### What to do
Gather, from the listing beneath this task, every line holding the string "Bill".

(Entries taken from a collection)
◇ ◇ ◇ ◇ ◇ ◇ ◇

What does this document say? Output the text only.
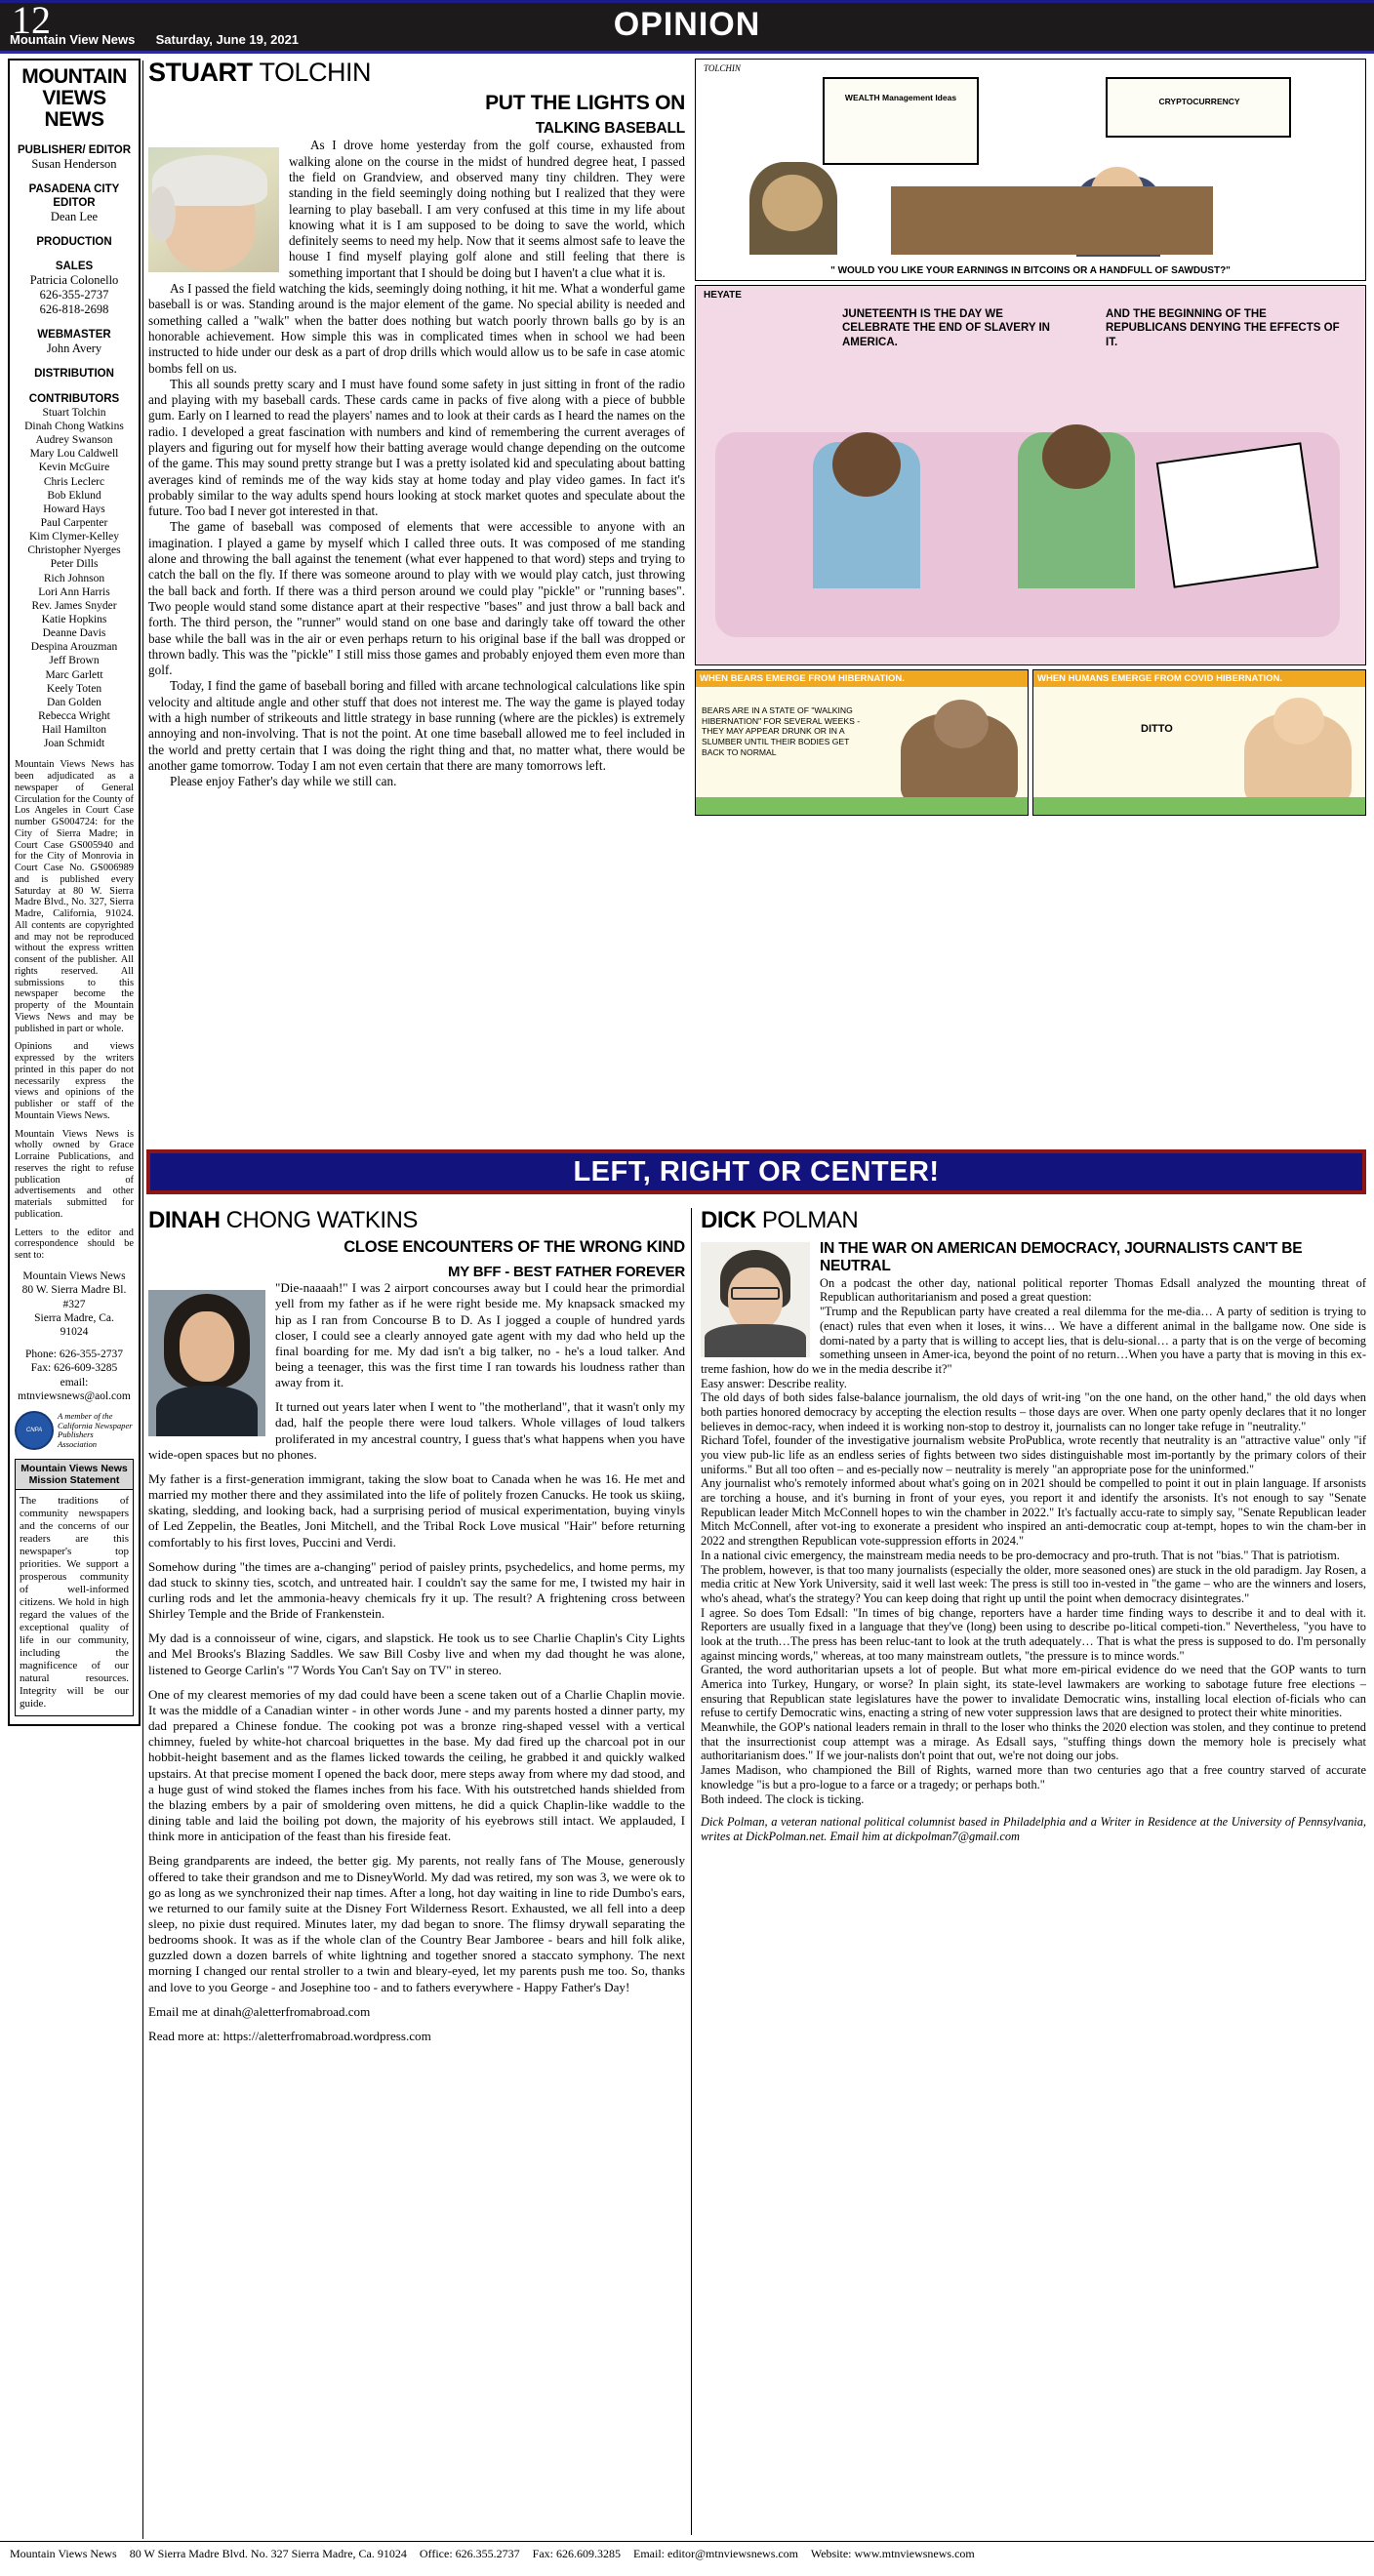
12	OPINION
Mountain View News Saturday, June 19, 2021
MOUNTAIN VIEWS NEWS
PUBLISHER/ EDITOR
Susan Henderson
PASADENA CITY EDITOR
Dean Lee
PRODUCTION
SALES
Patricia Colonello
626-355-2737
626-818-2698
WEBMASTER
John Avery
DISTRIBUTION
CONTRIBUTORS
Stuart Tolchin
Dinah Chong Watkins
Audrey Swanson
Mary Lou Caldwell
Kevin McGuire
Chris Leclerc
Bob Eklund
Howard Hays
Paul Carpenter
Kim Clymer-Kelley
Christopher Nyerges
Peter Dills
Rich Johnson
Lori Ann Harris
Rev. James Snyder
Katie Hopkins
Deanne Davis
Despina Arouzman
Jeff Brown
Marc Garlett
Keely Toten
Dan Golden
Rebecca Wright
Hail Hamilton
Joan Schmidt

Mountain Views News has been adjudicated as a newspaper of General Circulation for the County of Los Angeles in Court Case number GS004724: for the City of Sierra Madre; in Court Case GS005940 and for the City of Monrovia in Court Case No. GS006989 and is published every Saturday at 80 W. Sierra Madre Blvd., No. 327, Sierra Madre, California, 91024. All contents are copyrighted and may not be reproduced without the express written consent of the publisher. All rights reserved. All submissions to this newspaper become the property of the Mountain Views News and may be published in part or whole.

Opinions and views expressed by the writers printed in this paper do not necessarily express the views and opinions of the publisher or staff of the Mountain Views News.

Mountain Views News is wholly owned by Grace Lorraine Publications, and reserves the right to refuse publication of advertisements and other materials submitted for publication.

Letters to the editor and correspondence should be sent to:

Mountain Views News
80 W. Sierra Madre Bl.
#327
Sierra Madre, Ca.
91024
Phone: 626-355-2737
Fax: 626-609-3285
email:
mtnviewsnews@aol.com
CNPA
A member of the California Newspaper Publishers Association
Mountain Views News Mission Statement
The traditions of community newspapers and the concerns of our readers are this newspaper's top priorities. We support a prosperous community of well-informed citizens. We hold in high regard the values of the exceptional quality of life in our community, including the magnificence of our natural resources. Integrity will be our guide.
STUART TOLCHIN
PUT THE LIGHTS ON
TALKING BASEBALL

As I drove home yesterday from the golf course, exhausted from walking alone on the course in the midst of hundred degree heat, I passed the field on Grandview, and observed many tiny children. They were standing in the field seemingly doing nothing but I realized that they were learning to play baseball. I am very confused at this time in my life about knowing what it is I am supposed to be doing to save the world, which definitely seems to need my help. Now that it seems almost safe to leave the house I find myself playing golf alone and still feeling that there is something important that I should be doing but I haven't a clue what it is.

As I passed the field watching the kids, seemingly doing nothing, it hit me. What a wonderful game baseball is or was. Standing around is the major element of the game. No special ability is needed and something called a "walk" when the batter does nothing but watch poorly thrown balls go by is an honorable achievement. How simple this was in complicated times when in school we had been instructed to hide under our desk as a part of drop drills which would allow us to be safe in case atomic bombs fell on us.

This all sounds pretty scary and I must have found some safety in just sitting in front of the radio and playing with my baseball cards. These cards came in packs of five along with a piece of bubble gum. Early on I learned to read the players' names and to look at their cards as I heard the names on the radio. I developed a great fascination with numbers and kind of remembering the current averages of players and figuring out for myself how their batting average would change depending on the outcome of the game. This may sound pretty strange but I was a pretty isolated kid and speculating about batting averages kind of reminds me of the way kids stay at home today and play video games. In fact it's probably similar to the way adults spend hours looking at stock market quotes and speculate about the future. Too bad I never got interested in that.

The game of baseball was composed of elements that were accessible to anyone with an imagination. I played a game by myself which I called three outs. It was composed of me standing alone and throwing the ball against the tenement (what ever happened to that word) steps and trying to catch the ball on the fly. If there was someone around to play with we would play catch, just throwing the ball back and forth. If there was a third person around we could play "pickle" or "running bases". Two people would stand some distance apart at their respective "bases" and just throw a ball back and forth. The third person, the "runner" would stand on one base and daringly take off toward the other base while the ball was in the air or even perhaps return to his original base if the ball was dropped or thrown badly. This was the "pickle" I still miss those games and probably enjoyed them even more than golf.

Today, I find the game of baseball boring and filled with arcane technological calculations like spin velocity and altitude angle and other stuff that does not interest me. The way the game is played today with a high number of strikeouts and little strategy in base running (where are the pickles) is extremely annoying and non-involving. That is not the point. At one time baseball allowed me to feel included in the world and pretty certain that I was doing the right thing and that, no matter what, there would be another game tomorrow. Today I am not even certain that there are many tomorrows left.

Please enjoy Father's day while we still can.

TOLCHIN
WEALTH Management Ideas	CRYPTOCURRENCY
" WOULD YOU LIKE YOUR EARNINGS IN BITCOINS OR A HANDFULL OF SAWDUST?"
HEYATE
JUNETEENTH IS THE DAY WE CELEBRATE THE END OF SLAVERY IN AMERICA.
AND THE BEGINNING OF THE REPUBLICANS DENYING THE EFFECTS OF IT.
WHEN BEARS EMERGE FROM HIBERNATION.
BEARS ARE IN A STATE OF "WALKING HIBERNATION" FOR SEVERAL WEEKS - THEY MAY APPEAR DRUNK OR IN A SLUMBER UNTIL THEIR BODIES GET BACK TO NORMAL
WHEN HUMANS EMERGE FROM COVID HIBERNATION.
DITTO
LEFT, RIGHT OR CENTER!
DINAH CHONG WATKINS
CLOSE ENCOUNTERS OF THE WRONG KIND
MY BFF - BEST FATHER FOREVER

"Die-naaaah!" I was 2 airport concourses away but I could hear the primordial yell from my father as if he were right beside me. My knapsack smacked my hip as I ran from Concourse B to D. As I jogged a couple of hundred yards closer, I could see a clearly annoyed gate agent with my dad who held up the final boarding for me. My dad isn't a big talker, no - he's a loud talker. And being a teenager, this was the first time I ran towards his loudness rather than away from it.

It turned out years later when I went to "the motherland", that it wasn't only my dad, half the people there were loud talkers. Whole villages of loud talkers proliferated in my ancestral country, I guess that's what happens when you have wide-open spaces but no phones.

My father is a first-generation immigrant, taking the slow boat to Canada when he was 16. He met and married my mother there and they assimilated into the life of politely frozen Canucks. He took us skiing, skating, sledding, and looking back, had a surprising period of musical experimentation, buying vinyls of Led Zeppelin, the Beatles, Joni Mitchell, and the Tribal Rock Love musical "Hair" before returning comfortably to his first loves, Puccini and Verdi.

Somehow during "the times are a-changing" period of paisley prints, psychedelics, and home perms, my dad stuck to skinny ties, scotch, and untreated hair. I couldn't say the same for me, I twisted my hair in curling rods and let the ammonia-heavy chemicals fry it up. The result? A frightening cross between Shirley Temple and the Bride of Frankenstein.

My dad is a connoisseur of wine, cigars, and slapstick. He took us to see Charlie Chaplin's City Lights and Mel Brooks's Blazing Saddles. We saw Bill Cosby live and when my dad thought he was alone, listened to George Carlin's "7 Words You Can't Say on TV" in stereo.

One of my clearest memories of my dad could have been a scene taken out of a Charlie Chaplin movie. It was the middle of a Canadian winter - in other words June - and my parents hosted a dinner party, my dad prepared a Chinese fondue. The cooking pot was a bronze ring-shaped vessel with a vertical chimney, fueled by white-hot charcoal briquettes in the base. My dad fired up the charcoal pot in our hobbit-height basement and as the flames licked towards the ceiling, he grabbed it and quickly walked upstairs. At that precise moment I opened the back door, mere steps away from where my dad stood, and a huge gust of wind stoked the flames inches from his face. With his outstretched hands shielded from the blazing embers by a pair of smoldering oven mittens, he did a quick Chaplin-like waddle to the dining table and laid the boiling pot down, the majority of his eyebrows still intact. We applauded, I think more in anticipation of the feast than his fireside feat.

Being grandparents are indeed, the better gig. My parents, not really fans of The Mouse, generously offered to take their grandson and me to DisneyWorld. My dad was retired, my son was 3, we were ok to go as long as we synchronized their nap times. After a long, hot day waiting in line to ride Dumbo's ears, we returned to our family suite at the Disney Fort Wilderness Resort. Exhausted, we all fell into a deep sleep, no pixie dust required. Minutes later, my dad began to snore. The flimsy drywall separating the bedrooms shook. It was as if the whole clan of the Country Bear Jamboree - bears and hill folk alike, guzzled down a dozen barrels of white lightning and together snored a staccato symphony. The next morning I changed our rental stroller to a twin and bleary-eyed, let my parents push me too. So, thanks and love to you George - and Josephine too - and to fathers everywhere - Happy Father's Day!

Email me at dinah@aletterfromabroad.com

Read more at: https://aletterfromabroad.wordpress.com

DICK POLMAN
IN THE WAR ON AMERICAN DEMOCRACY, JOURNALISTS CAN'T BE NEUTRAL

On a podcast the other day, national political reporter Thomas Edsall analyzed the mounting threat of Republican authoritarianism and posed a great question:

"Trump and the Republican party have created a real dilemma for the me-dia… A party of sedition is trying to (enact) rules that even when it loses, it wins… We have a different animal in the ballgame now. One side is domi-nated by a party that is willing to accept lies, that is delu-sional… a party that is on the verge of becoming something unseen in Amer-ica, beyond the point of no return…When you have a party that is moving in this ex-treme fashion, how do we in the media describe it?"

Easy answer: Describe reality.

The old days of both sides false-balance journalism, the old days of writ-ing "on the one hand, on the other hand," the old days when both parties honored democracy by accepting the election results – those days are over. When one party openly declares that it no longer believes in democ-racy, when indeed it is working non-stop to destroy it, journalists can no longer take refuge in "neutrality."

Richard Tofel, founder of the investigative journalism website ProPublica, wrote recently that neutrality is an "attractive value" only "if you view pub-lic life as an endless series of fights between two sides distinguishable most im-portantly by the primary colors of their uniforms." But all too often – and es-pecially now – neutrality is merely "an appropriate pose for the uninformed."

Any journalist who's remotely informed about what's going on in 2021 should be compelled to point it out in plain language. If arsonists are torching a house, and it's burning in front of your eyes, you report it and identify the arsonists. It's not enough to say "Senate Republican leader Mitch McConnell hopes to win the chamber in 2022." It's factually accu-rate to simply say, "Senate Republican leader Mitch McConnell, after vot-ing to exonerate a president who inspired an anti-democratic coup at-tempt, hopes to win the cham-ber in 2022 and strengthen Republican vote-suppression efforts in 2024."

In a national civic emergency, the mainstream media needs to be pro-democracy and pro-truth. That is not "bias." That is patriotism.

The problem, however, is that too many journalists (especially the older, more seasoned ones) are stuck in the old paradigm. Jay Rosen, a media critic at New York University, said it well last week: The press is still too in-vested in "the game – who are the winners and losers, who's ahead, what's the strategy? You can keep doing that right up until the point when democracy disintegrates."

I agree. So does Tom Edsall: "In times of big change, reporters have a harder time finding ways to describe it and to deal with it. Reporters are usually fixed in a language that they've (long) been using to describe po-litical competi-tion." Nevertheless, "you have to look at the truth…The press has been reluc-tant to look at the truth adequately… That is what the press is supposed to do. I'm personally against mincing words," whereas, at too many mainstream outlets, "the pressure is to mince words."

Granted, the word authoritarian upsets a lot of people. But what more em-pirical evidence do we need that the GOP wants to turn America into Turkey, Hungary, or worse? In plain sight, its state-level lawmakers are working to sabotage future free elections – ensuring that Republican state legislatures have the power to invalidate Democratic wins, installing local election of-ficials who can refuse to certify Democratic wins, enacting a string of new voter suppression laws that are designed to protect their white minorities.

Meanwhile, the GOP's national leaders remain in thrall to the loser who thinks the 2020 election was stolen, and they continue to pretend that the insurrectionist coup attempt was a mirage. As Edsall says, "stuffing things down the memory hole is precisely what authoritarianism does." If we jour-nalists don't point that out, we're not doing our jobs.

James Madison, who championed the Bill of Rights, warned more than two centuries ago that a free country starved of accurate knowledge "is but a pro-logue to a farce or a tragedy; or perhaps both."

Both indeed. The clock is ticking.

Dick Polman, a veteran national political columnist based in Philadelphia and a Writer in Residence at the University of Pennsylvania, writes at DickPolman.net. Email him at dickpolman7@gmail.com
Mountain Views News 80 W Sierra Madre Blvd. No. 327 Sierra Madre, Ca. 91024 Office: 626.355.2737 Fax: 626.609.3285 Email: editor@mtnviewsnews.com Website: www.mtnviewsnews.com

◇ ◇ ◇ ◇ ◇ ◇ ◇

### Full answer
My dad is a connoisseur of wine, cigars, and slapstick. He took us to see Charlie Chaplin's City Lights and Mel Brooks's Blazing Saddles. We saw Bill Cosby live and when my dad thought he was alone, listened to George Carlin's "7 Words You Can't Say on TV" in stereo.
James Madison, who championed the Bill of Rights, warned more than two centuries ago that a free country starved of accurate knowledge "is but a pro-logue to a farce or a tragedy; or perhaps both."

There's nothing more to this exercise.